**DIRECTION:** Reproduce every record below exactly as written, but leave out any pictures.

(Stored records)
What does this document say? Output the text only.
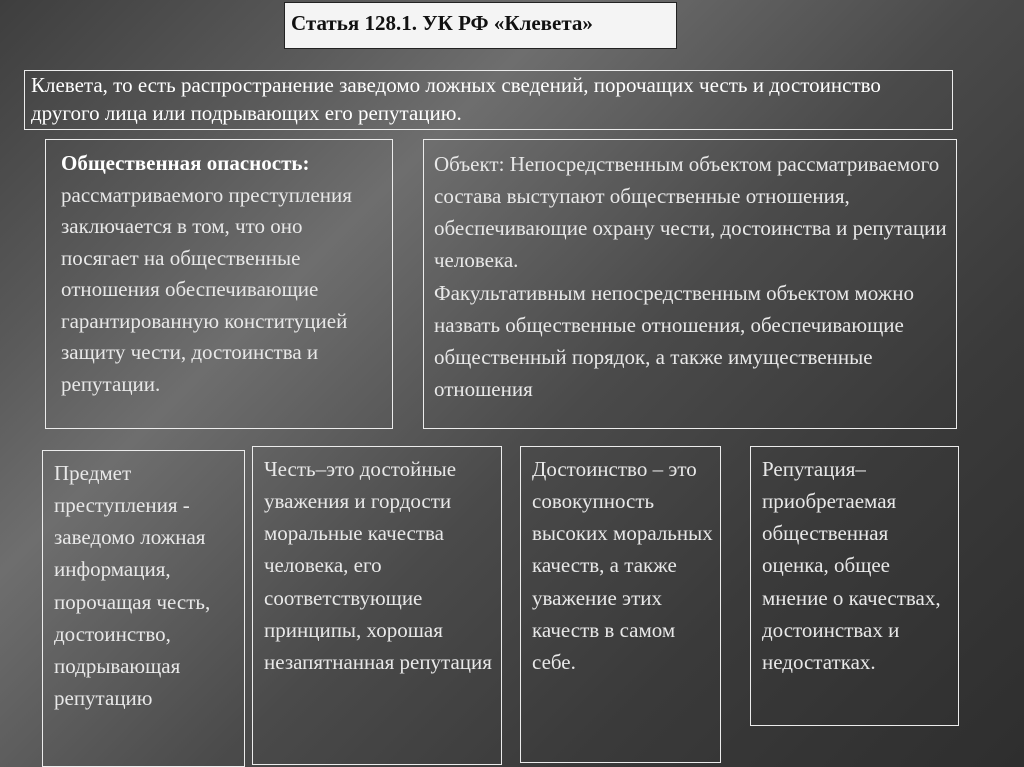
Статья 128.1. УК РФ «Клевета»
Клевета, то есть распространение заведомо ложных сведений, порочащих честь и достоинство другого лица или подрывающих его репутацию.
Общественная опасность: рассматриваемого преступления заключается в том, что оно посягает на общественные отношения обеспечивающие гарантированную конституцией защиту чести, достоинства и репутации.
Объект: Непосредственным объектом рассматриваемого состава выступают общественные отношения, обеспечивающие охрану чести, достоинства и репутации человека.
Факультативным непосредственным объектом можно назвать общественные отношения, обеспечивающие общественный порядок, а также имущественные отношения
Предмет преступления - заведомо ложная информация, порочащая честь, достоинство, подрывающая репутацию
Честь–это достойные уважения и гордости моральные качества человека, его соответствующие принципы, хорошая незапятнанная репутация
Достоинство – это совокупность высоких моральных качеств, а также уважение этих качеств в самом себе.
Репутация– приобретаемая общественная оценка, общее мнение о качествах, достоинствах и недостатках.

**RESULT OF THE TASK:**
What does this document say? Output the text only.
Статья 128.1. УК РФ «Клевета»
Клевета, то есть распространение заведомо ложных сведений, порочащих честь и достоинство другого лица или подрывающих его репутацию.
Общественная опасность: рассматриваемого преступления заключается в том, что оно посягает на общественные отношения обеспечивающие гарантированную конституцией защиту чести, достоинства и репутации.
Объект: Непосредственным объектом рассматриваемого состава выступают общественные отношения, обеспечивающие охрану чести, достоинства и репутации человека.
Факультативным непосредственным объектом можно назвать общественные отношения, обеспечивающие общественный порядок, а также имущественные отношения
Предмет преступления - заведомо ложная информация, порочащая честь, достоинство, подрывающая репутацию
Честь–это достойные уважения и гордости моральные качества человека, его соответствующие принципы, хорошая незапятнанная репутация
Достоинство – это совокупность высоких моральных качеств, а также уважение этих качеств в самом себе.
Репутация– приобретаемая общественная оценка, общее мнение о качествах, достоинствах и недостатках.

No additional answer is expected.